Problem to solve
Quote all lines below exactly. Images stay out.

Information shown
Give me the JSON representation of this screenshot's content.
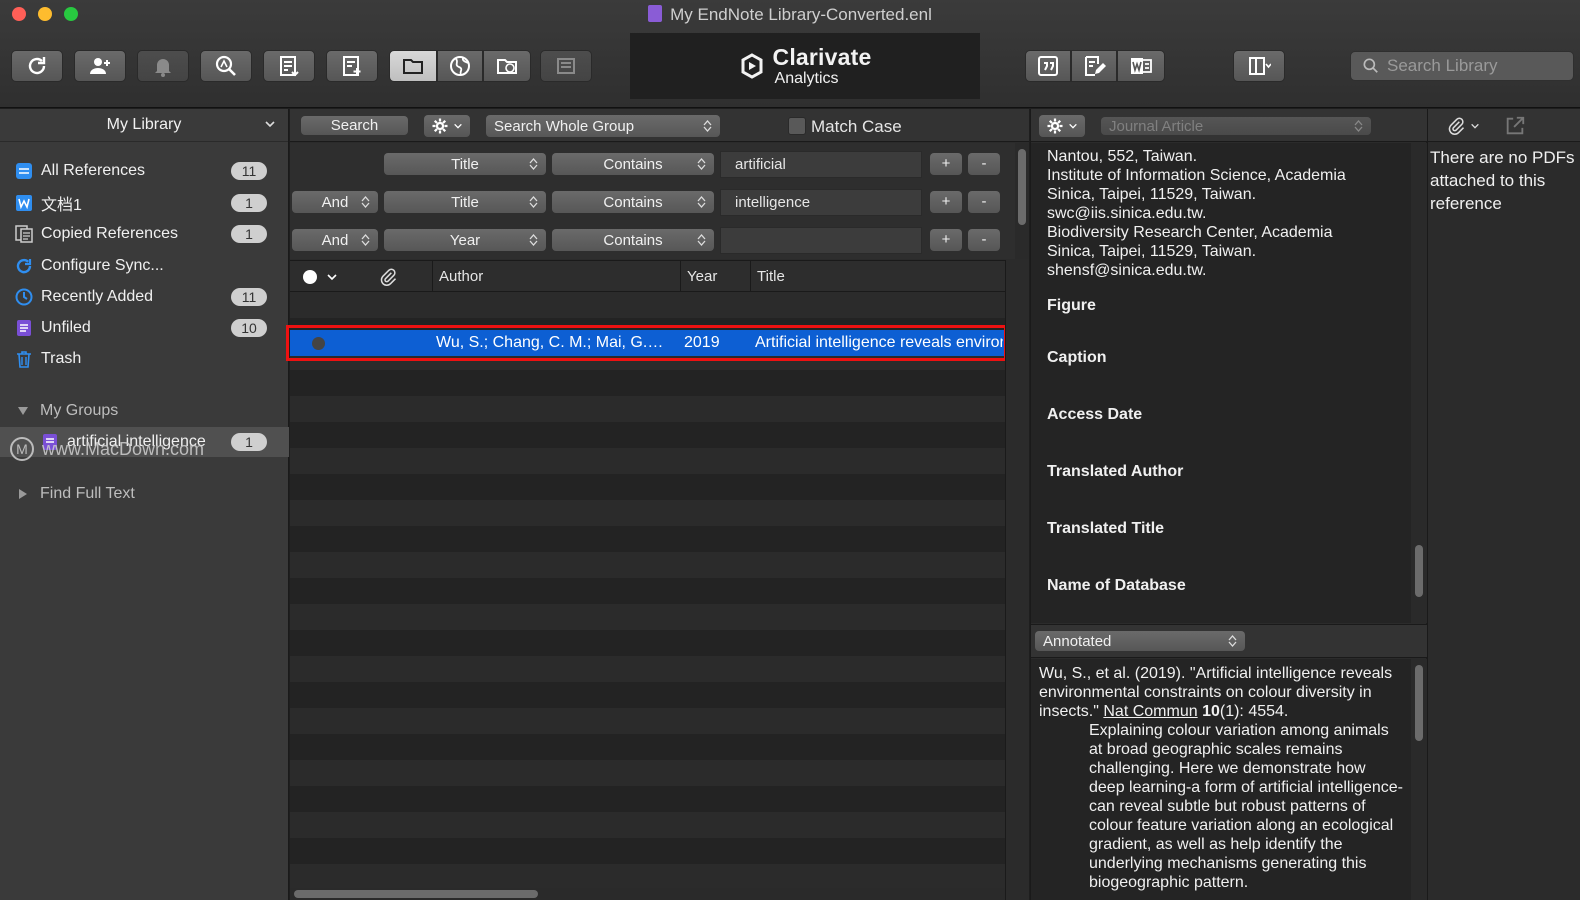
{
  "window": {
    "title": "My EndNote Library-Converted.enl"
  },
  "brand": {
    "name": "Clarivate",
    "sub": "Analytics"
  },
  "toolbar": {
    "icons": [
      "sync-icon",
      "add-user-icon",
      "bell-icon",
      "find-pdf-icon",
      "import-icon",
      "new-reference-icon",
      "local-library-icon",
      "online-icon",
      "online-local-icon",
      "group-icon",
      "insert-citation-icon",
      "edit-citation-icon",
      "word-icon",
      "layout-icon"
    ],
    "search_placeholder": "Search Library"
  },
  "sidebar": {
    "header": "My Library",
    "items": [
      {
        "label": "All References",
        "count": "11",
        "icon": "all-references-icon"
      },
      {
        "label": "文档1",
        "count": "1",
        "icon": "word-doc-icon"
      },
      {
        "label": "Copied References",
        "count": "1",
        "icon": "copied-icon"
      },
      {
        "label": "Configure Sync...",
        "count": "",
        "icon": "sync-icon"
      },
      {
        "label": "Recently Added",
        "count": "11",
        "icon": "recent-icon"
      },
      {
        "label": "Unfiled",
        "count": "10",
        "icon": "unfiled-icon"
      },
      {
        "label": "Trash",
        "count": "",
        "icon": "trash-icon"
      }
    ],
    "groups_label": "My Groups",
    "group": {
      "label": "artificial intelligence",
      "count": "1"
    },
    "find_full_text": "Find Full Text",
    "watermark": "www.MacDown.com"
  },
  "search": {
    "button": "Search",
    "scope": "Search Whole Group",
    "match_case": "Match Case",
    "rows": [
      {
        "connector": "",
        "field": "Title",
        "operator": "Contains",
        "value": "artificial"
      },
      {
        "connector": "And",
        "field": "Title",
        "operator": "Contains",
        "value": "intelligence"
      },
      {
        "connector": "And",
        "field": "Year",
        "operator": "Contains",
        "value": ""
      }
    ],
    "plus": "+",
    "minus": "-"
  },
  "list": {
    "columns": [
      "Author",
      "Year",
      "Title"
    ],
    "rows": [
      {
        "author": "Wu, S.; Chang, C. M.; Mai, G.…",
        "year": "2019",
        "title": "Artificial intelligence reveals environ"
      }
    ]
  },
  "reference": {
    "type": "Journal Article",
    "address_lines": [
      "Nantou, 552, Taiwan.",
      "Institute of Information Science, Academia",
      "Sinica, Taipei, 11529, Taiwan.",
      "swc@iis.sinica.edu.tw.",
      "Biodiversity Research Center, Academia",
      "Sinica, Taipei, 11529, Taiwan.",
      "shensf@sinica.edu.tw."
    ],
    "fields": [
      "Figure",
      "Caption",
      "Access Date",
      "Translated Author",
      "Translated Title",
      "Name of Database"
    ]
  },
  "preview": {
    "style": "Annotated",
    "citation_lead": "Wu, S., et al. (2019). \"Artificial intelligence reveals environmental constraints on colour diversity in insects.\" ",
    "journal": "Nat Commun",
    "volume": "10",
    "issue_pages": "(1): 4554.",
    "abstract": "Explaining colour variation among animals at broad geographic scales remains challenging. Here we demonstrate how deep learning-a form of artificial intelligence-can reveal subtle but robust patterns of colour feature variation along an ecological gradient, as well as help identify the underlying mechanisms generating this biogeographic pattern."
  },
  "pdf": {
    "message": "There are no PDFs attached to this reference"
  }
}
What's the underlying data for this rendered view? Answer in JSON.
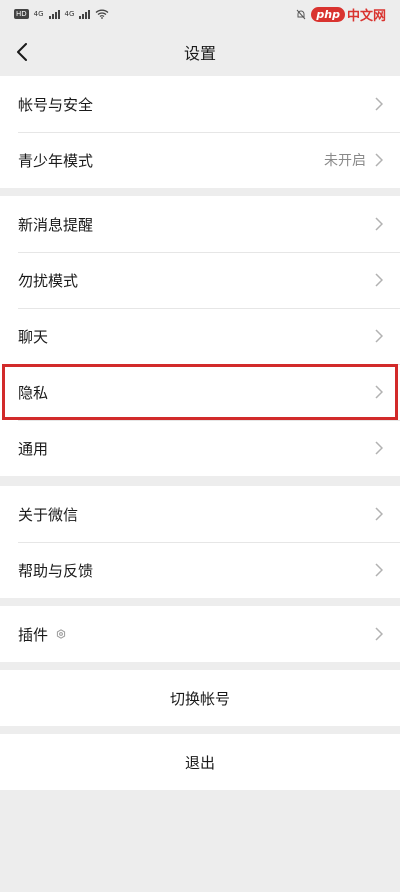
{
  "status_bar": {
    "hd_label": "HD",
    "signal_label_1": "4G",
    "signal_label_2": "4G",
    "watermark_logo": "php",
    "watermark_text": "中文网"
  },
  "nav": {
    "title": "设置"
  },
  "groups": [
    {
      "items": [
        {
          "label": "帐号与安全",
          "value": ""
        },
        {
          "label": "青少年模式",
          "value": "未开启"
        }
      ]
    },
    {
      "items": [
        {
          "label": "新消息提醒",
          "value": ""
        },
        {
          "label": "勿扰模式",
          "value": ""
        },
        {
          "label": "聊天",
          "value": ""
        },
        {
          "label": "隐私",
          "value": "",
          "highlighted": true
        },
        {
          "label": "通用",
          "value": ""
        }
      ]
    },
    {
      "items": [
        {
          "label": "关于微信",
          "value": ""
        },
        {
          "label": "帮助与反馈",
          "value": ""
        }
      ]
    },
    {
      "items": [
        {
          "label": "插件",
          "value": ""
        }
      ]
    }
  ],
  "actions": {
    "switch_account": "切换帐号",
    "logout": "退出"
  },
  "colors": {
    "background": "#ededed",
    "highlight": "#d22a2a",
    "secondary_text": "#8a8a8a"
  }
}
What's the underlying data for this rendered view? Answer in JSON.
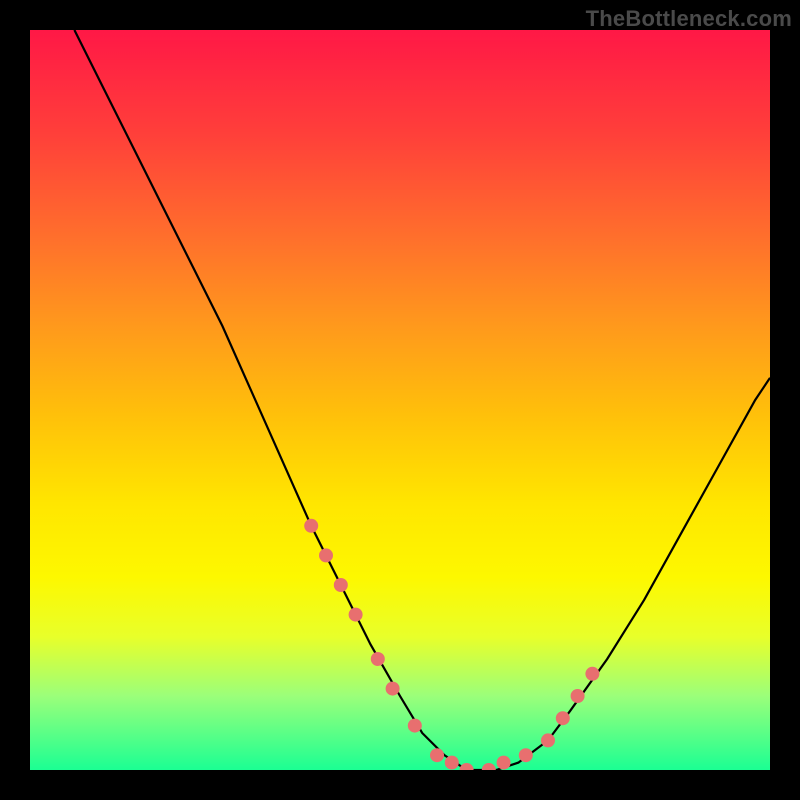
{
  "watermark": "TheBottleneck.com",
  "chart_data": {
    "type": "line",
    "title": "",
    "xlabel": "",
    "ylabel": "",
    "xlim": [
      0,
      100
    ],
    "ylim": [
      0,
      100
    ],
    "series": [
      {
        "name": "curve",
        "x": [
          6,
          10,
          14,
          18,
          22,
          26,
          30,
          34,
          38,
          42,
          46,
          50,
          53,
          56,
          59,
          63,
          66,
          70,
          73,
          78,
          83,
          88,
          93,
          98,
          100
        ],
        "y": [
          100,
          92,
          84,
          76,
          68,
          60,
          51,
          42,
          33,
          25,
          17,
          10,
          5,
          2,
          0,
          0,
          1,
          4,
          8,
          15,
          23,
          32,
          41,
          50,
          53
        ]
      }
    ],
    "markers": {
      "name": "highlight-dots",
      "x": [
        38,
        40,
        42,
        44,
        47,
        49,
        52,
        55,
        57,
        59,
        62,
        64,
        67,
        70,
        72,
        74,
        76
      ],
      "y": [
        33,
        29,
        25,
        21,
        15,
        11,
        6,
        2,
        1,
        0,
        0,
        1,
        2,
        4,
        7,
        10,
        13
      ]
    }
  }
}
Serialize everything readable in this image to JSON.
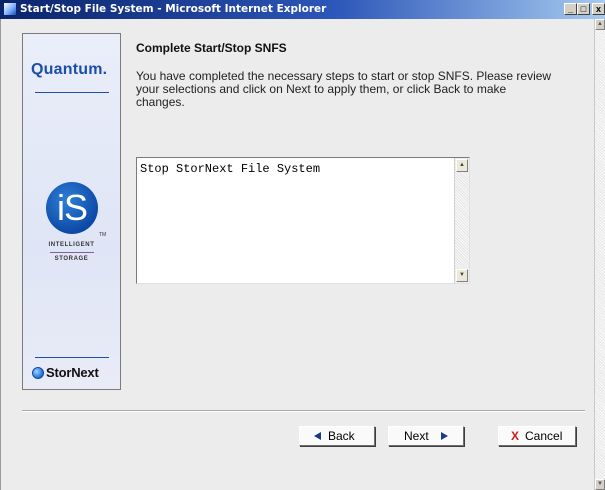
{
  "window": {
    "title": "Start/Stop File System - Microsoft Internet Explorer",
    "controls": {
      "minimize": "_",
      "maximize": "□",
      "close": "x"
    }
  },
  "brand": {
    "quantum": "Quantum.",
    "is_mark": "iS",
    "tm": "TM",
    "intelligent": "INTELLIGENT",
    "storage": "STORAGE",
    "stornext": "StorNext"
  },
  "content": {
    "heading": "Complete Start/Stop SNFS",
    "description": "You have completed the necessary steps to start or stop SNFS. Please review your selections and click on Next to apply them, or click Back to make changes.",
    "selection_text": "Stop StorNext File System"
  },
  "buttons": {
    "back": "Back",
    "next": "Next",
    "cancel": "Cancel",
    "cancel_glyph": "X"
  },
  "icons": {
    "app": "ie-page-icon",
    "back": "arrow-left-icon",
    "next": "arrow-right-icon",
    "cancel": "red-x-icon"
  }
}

Result for this task
Give me the JSON representation of this screenshot's content.
{
  "window": {
    "title": "My EndNote Library-Converted.enl"
  },
  "brand": {
    "name": "Clarivate",
    "sub": "Analytics"
  },
  "toolbar": {
    "icons": [
      "sync-icon",
      "add-user-icon",
      "bell-icon",
      "find-pdf-icon",
      "import-icon",
      "new-reference-icon",
      "local-library-icon",
      "online-icon",
      "online-local-icon",
      "group-icon",
      "insert-citation-icon",
      "edit-citation-icon",
      "word-icon",
      "layout-icon"
    ],
    "search_placeholder": "Search Library"
  },
  "sidebar": {
    "header": "My Library",
    "items": [
      {
        "label": "All References",
        "count": "11",
        "icon": "all-references-icon"
      },
      {
        "label": "文档1",
        "count": "1",
        "icon": "word-doc-icon"
      },
      {
        "label": "Copied References",
        "count": "1",
        "icon": "copied-icon"
      },
      {
        "label": "Configure Sync...",
        "count": "",
        "icon": "sync-icon"
      },
      {
        "label": "Recently Added",
        "count": "11",
        "icon": "recent-icon"
      },
      {
        "label": "Unfiled",
        "count": "10",
        "icon": "unfiled-icon"
      },
      {
        "label": "Trash",
        "count": "",
        "icon": "trash-icon"
      }
    ],
    "groups_label": "My Groups",
    "group": {
      "label": "artificial intelligence",
      "count": "1"
    },
    "find_full_text": "Find Full Text",
    "watermark": "www.MacDown.com"
  },
  "search": {
    "button": "Search",
    "scope": "Search Whole Group",
    "match_case": "Match Case",
    "rows": [
      {
        "connector": "",
        "field": "Title",
        "operator": "Contains",
        "value": "artificial"
      },
      {
        "connector": "And",
        "field": "Title",
        "operator": "Contains",
        "value": "intelligence"
      },
      {
        "connector": "And",
        "field": "Year",
        "operator": "Contains",
        "value": ""
      }
    ],
    "plus": "+",
    "minus": "-"
  },
  "list": {
    "columns": [
      "Author",
      "Year",
      "Title"
    ],
    "rows": [
      {
        "author": "Wu, S.; Chang, C. M.; Mai, G.…",
        "year": "2019",
        "title": "Artificial intelligence reveals environ"
      }
    ]
  },
  "reference": {
    "type": "Journal Article",
    "address_lines": [
      "Nantou, 552, Taiwan.",
      "Institute of Information Science, Academia",
      "Sinica, Taipei, 11529, Taiwan.",
      "swc@iis.sinica.edu.tw.",
      "Biodiversity Research Center, Academia",
      "Sinica, Taipei, 11529, Taiwan.",
      "shensf@sinica.edu.tw."
    ],
    "fields": [
      "Figure",
      "Caption",
      "Access Date",
      "Translated Author",
      "Translated Title",
      "Name of Database"
    ]
  },
  "preview": {
    "style": "Annotated",
    "citation_lead": "Wu, S., et al. (2019). \"Artificial intelligence reveals environmental constraints on colour diversity in insects.\" ",
    "journal": "Nat Commun",
    "volume": "10",
    "issue_pages": "(1): 4554.",
    "abstract": "Explaining colour variation among animals at broad geographic scales remains challenging. Here we demonstrate how deep learning-a form of artificial intelligence-can reveal subtle but robust patterns of colour feature variation along an ecological gradient, as well as help identify the underlying mechanisms generating this biogeographic pattern."
  },
  "pdf": {
    "message": "There are no PDFs attached to this reference"
  }
}
What's the underlying data for this rendered view? Answer in JSON.
{
  "status_bar": {
    "hd_label": "HD",
    "signal_label_1": "4G",
    "signal_label_2": "4G",
    "watermark_logo": "php",
    "watermark_text": "中文网"
  },
  "nav": {
    "title": "设置"
  },
  "groups": [
    {
      "items": [
        {
          "label": "帐号与安全",
          "value": ""
        },
        {
          "label": "青少年模式",
          "value": "未开启"
        }
      ]
    },
    {
      "items": [
        {
          "label": "新消息提醒",
          "value": ""
        },
        {
          "label": "勿扰模式",
          "value": ""
        },
        {
          "label": "聊天",
          "value": ""
        },
        {
          "label": "隐私",
          "value": "",
          "highlighted": true
        },
        {
          "label": "通用",
          "value": ""
        }
      ]
    },
    {
      "items": [
        {
          "label": "关于微信",
          "value": ""
        },
        {
          "label": "帮助与反馈",
          "value": ""
        }
      ]
    },
    {
      "items": [
        {
          "label": "插件",
          "value": ""
        }
      ]
    }
  ],
  "actions": {
    "switch_account": "切换帐号",
    "logout": "退出"
  },
  "colors": {
    "background": "#ededed",
    "highlight": "#d22a2a",
    "secondary_text": "#8a8a8a"
  }
}
What's the underlying data for this rendered view? Answer in JSON.
{
  "watermark": "TheBottleneck.com",
  "chart_data": {
    "type": "line",
    "title": "",
    "xlabel": "",
    "ylabel": "",
    "xlim": [
      0,
      100
    ],
    "ylim": [
      0,
      100
    ],
    "series": [
      {
        "name": "curve",
        "x": [
          6,
          10,
          14,
          18,
          22,
          26,
          30,
          34,
          38,
          42,
          46,
          50,
          53,
          56,
          59,
          63,
          66,
          70,
          73,
          78,
          83,
          88,
          93,
          98,
          100
        ],
        "y": [
          100,
          92,
          84,
          76,
          68,
          60,
          51,
          42,
          33,
          25,
          17,
          10,
          5,
          2,
          0,
          0,
          1,
          4,
          8,
          15,
          23,
          32,
          41,
          50,
          53
        ]
      }
    ],
    "markers": {
      "name": "highlight-dots",
      "x": [
        38,
        40,
        42,
        44,
        47,
        49,
        52,
        55,
        57,
        59,
        62,
        64,
        67,
        70,
        72,
        74,
        76
      ],
      "y": [
        33,
        29,
        25,
        21,
        15,
        11,
        6,
        2,
        1,
        0,
        0,
        1,
        2,
        4,
        7,
        10,
        13
      ]
    }
  }
}
Serialize everything readable in this image to JSON.
{
  "window": {
    "title": "Start/Stop File System - Microsoft Internet Explorer",
    "controls": {
      "minimize": "_",
      "maximize": "□",
      "close": "x"
    }
  },
  "brand": {
    "quantum": "Quantum.",
    "is_mark": "iS",
    "tm": "TM",
    "intelligent": "INTELLIGENT",
    "storage": "STORAGE",
    "stornext": "StorNext"
  },
  "content": {
    "heading": "Complete Start/Stop SNFS",
    "description": "You have completed the necessary steps to start or stop SNFS. Please review your selections and click on Next to apply them, or click Back to make changes.",
    "selection_text": "Stop StorNext File System"
  },
  "buttons": {
    "back": "Back",
    "next": "Next",
    "cancel": "Cancel",
    "cancel_glyph": "X"
  },
  "icons": {
    "app": "ie-page-icon",
    "back": "arrow-left-icon",
    "next": "arrow-right-icon",
    "cancel": "red-x-icon"
  }
}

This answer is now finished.